[BEGIN SOURCE DATA]

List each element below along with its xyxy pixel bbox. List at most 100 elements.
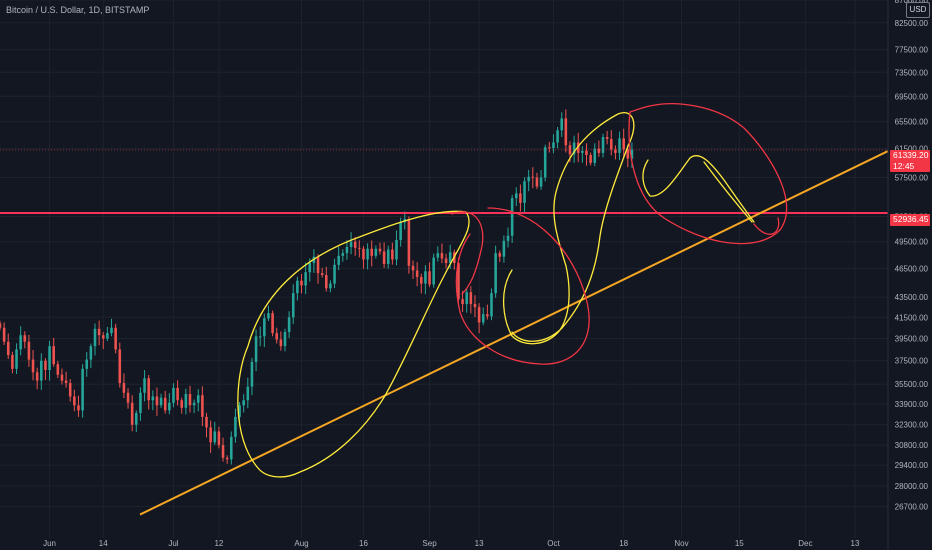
candle-body[interactable] — [130, 402, 134, 425]
candle-body[interactable] — [31, 359, 35, 373]
candle-body[interactable] — [56, 364, 60, 375]
candle-body[interactable] — [97, 328, 101, 336]
candle-body[interactable] — [11, 355, 14, 369]
candle-body[interactable] — [601, 137, 605, 153]
candle-body[interactable] — [337, 255, 340, 265]
candle-body[interactable] — [89, 346, 93, 360]
candle-body[interactable] — [428, 271, 431, 285]
candle-body[interactable] — [151, 396, 155, 401]
candle-body[interactable] — [19, 335, 22, 350]
candle-body[interactable] — [201, 395, 204, 417]
candle-body[interactable] — [275, 333, 279, 340]
candle-body[interactable] — [382, 251, 386, 264]
candle-body[interactable] — [205, 416, 208, 428]
candle-body[interactable] — [106, 333, 109, 339]
candle-body[interactable] — [436, 253, 440, 258]
candle-body[interactable] — [329, 283, 332, 289]
candle-body[interactable] — [168, 402, 171, 411]
candle-body[interactable] — [564, 118, 568, 146]
candle-body[interactable] — [27, 341, 31, 360]
candle-body[interactable] — [64, 380, 68, 384]
candle-body[interactable] — [510, 198, 514, 236]
candle-body[interactable] — [68, 383, 72, 397]
candle-body[interactable] — [279, 339, 283, 347]
candle-body[interactable] — [114, 327, 117, 350]
candle-body[interactable] — [560, 118, 563, 131]
candle-body[interactable] — [486, 314, 489, 317]
candle-body[interactable] — [230, 436, 233, 460]
candle-body[interactable] — [626, 149, 630, 159]
candle-body[interactable] — [250, 361, 254, 387]
candle-body[interactable] — [378, 248, 382, 252]
currency-badge[interactable]: USD — [906, 2, 930, 18]
candle-body[interactable] — [415, 270, 419, 277]
candle-body[interactable] — [320, 273, 324, 276]
candle-body[interactable] — [609, 139, 613, 150]
candle-body[interactable] — [15, 349, 18, 369]
candle-body[interactable] — [287, 317, 291, 333]
candle-body[interactable] — [163, 397, 167, 411]
candle-body[interactable] — [139, 392, 142, 413]
candle-body[interactable] — [399, 222, 402, 241]
candle-body[interactable] — [143, 378, 146, 393]
candle-body[interactable] — [465, 292, 468, 305]
candle-body[interactable] — [461, 299, 464, 305]
candle-body[interactable] — [135, 412, 138, 425]
candle-body[interactable] — [477, 307, 481, 323]
candle-body[interactable] — [73, 396, 76, 406]
candle-body[interactable] — [85, 359, 89, 369]
candle-body[interactable] — [122, 383, 126, 393]
candle-body[interactable] — [514, 193, 518, 199]
drawing-lines[interactable] — [0, 149, 889, 516]
annotation-loop[interactable] — [455, 207, 590, 365]
candle-body[interactable] — [192, 402, 196, 406]
candle-body[interactable] — [552, 142, 555, 148]
candle-body[interactable] — [568, 145, 572, 155]
candle-body[interactable] — [543, 147, 547, 178]
candle-body[interactable] — [614, 149, 617, 153]
candle-body[interactable] — [308, 263, 312, 273]
annotation-loop[interactable] — [642, 155, 755, 223]
candle-body[interactable] — [407, 218, 411, 266]
candle-body[interactable] — [48, 346, 51, 370]
annotation-loop[interactable] — [502, 112, 635, 345]
candle-body[interactable] — [81, 368, 84, 411]
candle-body[interactable] — [585, 150, 588, 156]
candle-body[interactable] — [498, 253, 502, 257]
candle-body[interactable] — [444, 258, 448, 264]
candle-body[interactable] — [386, 249, 390, 264]
candle-body[interactable] — [242, 400, 245, 406]
candle-body[interactable] — [0, 323, 2, 328]
annotation-loop[interactable] — [753, 217, 780, 235]
candle-body[interactable] — [225, 457, 229, 460]
candle-body[interactable] — [473, 304, 477, 308]
candle-body[interactable] — [457, 263, 460, 300]
candle-body[interactable] — [296, 280, 299, 294]
candle-body[interactable] — [345, 246, 349, 254]
candle-body[interactable] — [440, 253, 444, 259]
candle-body[interactable] — [147, 378, 150, 401]
candle-body[interactable] — [209, 427, 212, 443]
candle-body[interactable] — [622, 138, 625, 150]
candle-body[interactable] — [180, 400, 184, 408]
candle-body[interactable] — [490, 293, 493, 317]
candle-body[interactable] — [40, 360, 43, 381]
candle-body[interactable] — [576, 142, 580, 153]
candle-body[interactable] — [366, 248, 369, 260]
candle-body[interactable] — [101, 335, 105, 339]
annotation-loop[interactable] — [703, 161, 753, 223]
candle-body[interactable] — [77, 405, 80, 411]
candle-body[interactable] — [325, 275, 328, 289]
candle-body[interactable] — [118, 349, 122, 384]
candle-body[interactable] — [35, 372, 39, 381]
candle-body[interactable] — [52, 346, 55, 365]
candle-body[interactable] — [448, 252, 452, 264]
candle-body[interactable] — [172, 387, 175, 403]
candle-body[interactable] — [494, 253, 497, 294]
annotation-loop[interactable] — [451, 211, 484, 295]
candle-body[interactable] — [391, 249, 394, 260]
candle-body[interactable] — [420, 276, 423, 284]
candle-body[interactable] — [126, 392, 130, 403]
candle-body[interactable] — [246, 386, 250, 401]
candle-body[interactable] — [593, 148, 597, 163]
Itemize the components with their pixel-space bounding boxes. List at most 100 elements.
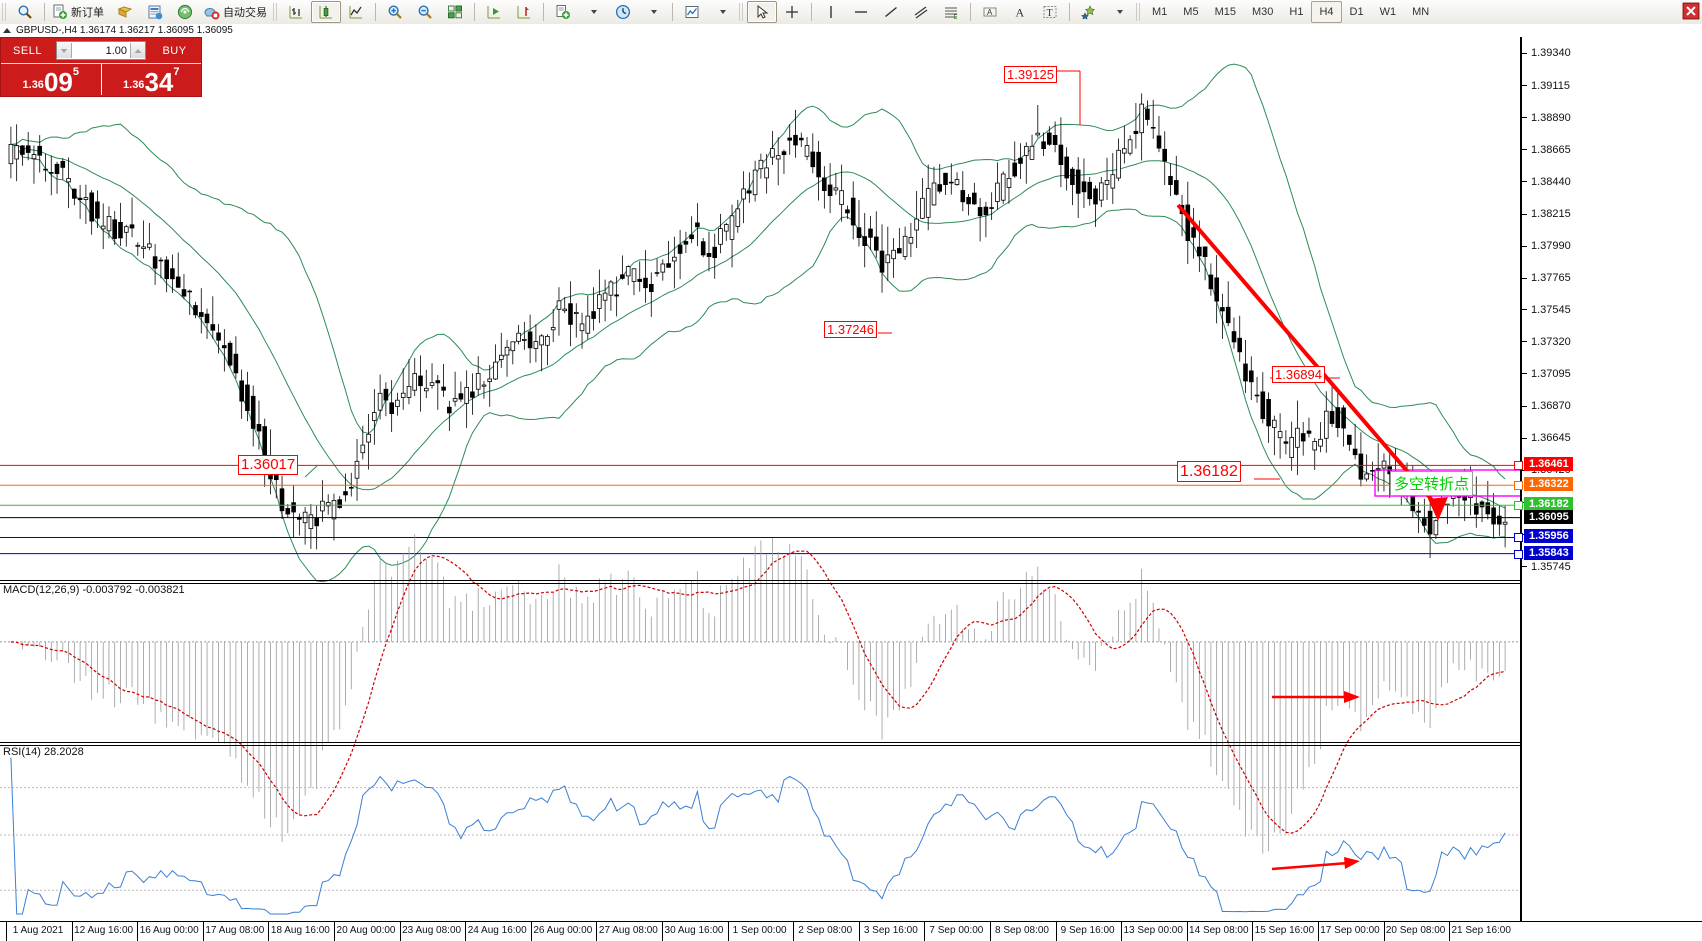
chevron-down-icon-2[interactable]	[638, 1, 668, 23]
price-axis[interactable]: 1.39340 1.39115 1.38890 1.38665 1.38440 1.382…	[1514, 37, 1702, 921]
horizontal-line-icon[interactable]	[846, 1, 876, 23]
timeframe-mn[interactable]: MN	[1412, 6, 1430, 18]
time-tick-separator	[662, 922, 663, 941]
indicators-icon[interactable]	[548, 1, 578, 23]
price-level-label[interactable]: 1.36322	[1524, 477, 1573, 492]
price-tick: 1.37095	[1522, 368, 1571, 380]
time-tick-separator	[1121, 922, 1123, 941]
annotation-price-3[interactable]: 1.36894	[1272, 366, 1325, 383]
price-level-handle[interactable]	[1514, 501, 1523, 511]
volume-stepper[interactable]: 1.00	[56, 41, 146, 60]
trendline-icon[interactable]	[876, 1, 906, 23]
time-tick-separator	[1055, 922, 1057, 941]
toolbar-separator-3	[474, 3, 475, 21]
price-level-handle[interactable]	[1514, 549, 1523, 559]
price-level-label[interactable]: 1.36182	[1524, 497, 1573, 512]
toolbar-grip-3[interactable]	[739, 3, 744, 21]
chevron-down-icon[interactable]	[578, 1, 608, 23]
buy-price-display[interactable]: 1.36 34 7	[102, 64, 202, 95]
chevron-down-icon-4[interactable]	[1104, 1, 1134, 23]
fibonacci-icon[interactable]: E	[936, 1, 966, 23]
price-level-label[interactable]: 1.35956	[1524, 529, 1573, 544]
price-level-label[interactable]: 1.36095	[1524, 509, 1573, 524]
tile-windows-icon[interactable]	[440, 1, 470, 23]
text-label-icon[interactable]: A	[975, 1, 1005, 23]
equidistant-channel-icon[interactable]	[906, 1, 936, 23]
buy-button[interactable]: BUY	[162, 44, 187, 57]
time-tick-separator	[268, 922, 270, 941]
price-level-handle[interactable]	[1514, 481, 1523, 491]
time-tick-separator	[924, 922, 926, 941]
rsi-line	[10, 757, 1506, 915]
time-tick-separator	[990, 922, 991, 941]
annotation-price-1[interactable]: 1.39125	[1004, 66, 1057, 83]
objects-icon[interactable]	[1074, 1, 1104, 23]
volume-increase-button[interactable]	[130, 43, 145, 58]
toolbar-separator-2	[375, 3, 376, 21]
timeframe-h4[interactable]: H4	[1311, 1, 1342, 23]
price-level-handle[interactable]	[1514, 461, 1523, 471]
rsi-arrowhead	[1344, 857, 1360, 869]
candlestick-chart-icon[interactable]	[311, 1, 341, 23]
toolbar-separator-7	[970, 3, 971, 21]
time-tick-separator	[334, 922, 335, 941]
shift-end-icon[interactable]	[479, 1, 509, 23]
crosshair-icon[interactable]	[777, 1, 807, 23]
main-toolbar: 新订单 自动交易	[0, 0, 1702, 25]
sell-button[interactable]: SELL	[13, 44, 42, 57]
chart-maximize-icon[interactable]	[3, 28, 11, 33]
timeframe-m1[interactable]: M1	[1152, 6, 1168, 18]
sell-price-display[interactable]: 1.36 09 5	[1, 64, 102, 95]
window-close-icon[interactable]	[1682, 2, 1700, 20]
text-tool-icon[interactable]: T	[1035, 1, 1065, 23]
volume-input[interactable]: 1.00	[105, 44, 127, 57]
time-tick-label: 20 Aug 00:00	[336, 925, 396, 936]
pane-separator-macd-top	[0, 580, 1522, 581]
bar-chart-icon[interactable]	[281, 1, 311, 23]
templates-icon[interactable]	[677, 1, 707, 23]
price-level-handle[interactable]	[1514, 533, 1523, 543]
search-icon[interactable]	[10, 1, 40, 23]
cursor-icon[interactable]	[747, 1, 777, 23]
time-tick-label: 3 Sep 16:00	[863, 925, 918, 936]
timeframe-m15[interactable]: M15	[1214, 6, 1236, 18]
svg-text:A: A	[1016, 6, 1025, 20]
annotation-chinese-note[interactable]: 多空转折点	[1390, 471, 1474, 496]
auto-trading-button[interactable]: 自动交易	[200, 1, 271, 23]
price-level-label[interactable]: 1.35843	[1524, 545, 1573, 560]
annotation-price-5[interactable]: 1.36017	[238, 455, 299, 475]
period-icon[interactable]	[608, 1, 638, 23]
timeframe-d1[interactable]: D1	[1349, 6, 1364, 18]
auto-scroll-icon[interactable]	[509, 1, 539, 23]
time-tick-label: 24 Aug 16:00	[467, 925, 527, 936]
chart-canvas[interactable]: 0.0032430.00-0.005616100805015 MACD(12,2…	[0, 37, 1702, 921]
signals-icon[interactable]	[170, 1, 200, 23]
svg-text:T: T	[1047, 8, 1053, 19]
svg-text:A: A	[987, 8, 993, 17]
one-click-trading-panel[interactable]: SELL 1.00 BUY 1.36 09 5 1.36 34 7	[0, 37, 202, 97]
price-level-label[interactable]: 1.36461	[1524, 457, 1573, 472]
volume-decrease-button[interactable]	[57, 43, 72, 58]
timeframe-m5[interactable]: M5	[1183, 6, 1199, 18]
annotation-price-4[interactable]: 1.36182	[1177, 461, 1241, 482]
time-tick-separator	[1252, 922, 1254, 941]
chevron-down-icon-3[interactable]	[707, 1, 737, 23]
toolbar-grip-4[interactable]	[1136, 3, 1141, 21]
annotation-price-2[interactable]: 1.37246	[824, 321, 877, 338]
zoom-in-icon[interactable]	[380, 1, 410, 23]
toolbar-grip-2[interactable]	[273, 3, 278, 21]
folder-icon[interactable]	[110, 1, 140, 23]
time-axis[interactable]: 1 Aug 2021 12 Aug 16:00 16 Aug 00:00 17 Aug…	[0, 921, 1702, 941]
text-icon[interactable]: A	[1005, 1, 1035, 23]
toolbar-separator-4	[543, 3, 544, 21]
terminal-icon[interactable]	[140, 1, 170, 23]
toolbar-grip[interactable]	[2, 3, 7, 21]
time-tick-separator	[465, 922, 467, 941]
timeframe-m30[interactable]: M30	[1251, 6, 1274, 18]
timeframe-h1[interactable]: H1	[1289, 6, 1304, 18]
timeframe-w1[interactable]: W1	[1379, 6, 1397, 18]
new-order-button[interactable]: 新订单	[49, 1, 110, 23]
vertical-line-icon[interactable]	[816, 1, 846, 23]
line-chart-icon[interactable]	[341, 1, 371, 23]
zoom-out-icon[interactable]	[410, 1, 440, 23]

[END SOURCE DATA]

Rewrite the part of the records that opens with the line containing "1, 668, 23]" and closes with the line containing "1, 608, 23]", changing "time-tick-separator" to "time-tick-divider" and leaving everything else unchanged. Output only those lines.

— RESULT OF THE TASK —
chevron-down-icon-2[interactable]	[638, 1, 668, 23]
price-axis[interactable]: 1.39340 1.39115 1.38890 1.38665 1.38440 1.382…	[1514, 37, 1702, 921]
horizontal-line-icon[interactable]	[846, 1, 876, 23]
timeframe-mn[interactable]: MN	[1412, 6, 1430, 18]
time-tick-divider	[662, 922, 663, 941]
indicators-icon[interactable]	[548, 1, 578, 23]
price-level-label[interactable]: 1.36322	[1524, 477, 1573, 492]
price-tick: 1.37095	[1522, 368, 1571, 380]
time-tick-divider	[1121, 922, 1123, 941]
annotation-price-3[interactable]: 1.36894	[1272, 366, 1325, 383]
price-level-handle[interactable]	[1514, 501, 1523, 511]
volume-stepper[interactable]: 1.00	[56, 41, 146, 60]
trendline-icon[interactable]	[876, 1, 906, 23]
time-tick-divider	[1055, 922, 1057, 941]
toolbar-separator-3	[474, 3, 475, 21]
price-level-handle[interactable]	[1514, 549, 1523, 559]
price-level-label[interactable]: 1.36182	[1524, 497, 1573, 512]
toolbar-grip-3[interactable]	[739, 3, 744, 21]
chevron-down-icon[interactable]	[578, 1, 608, 23]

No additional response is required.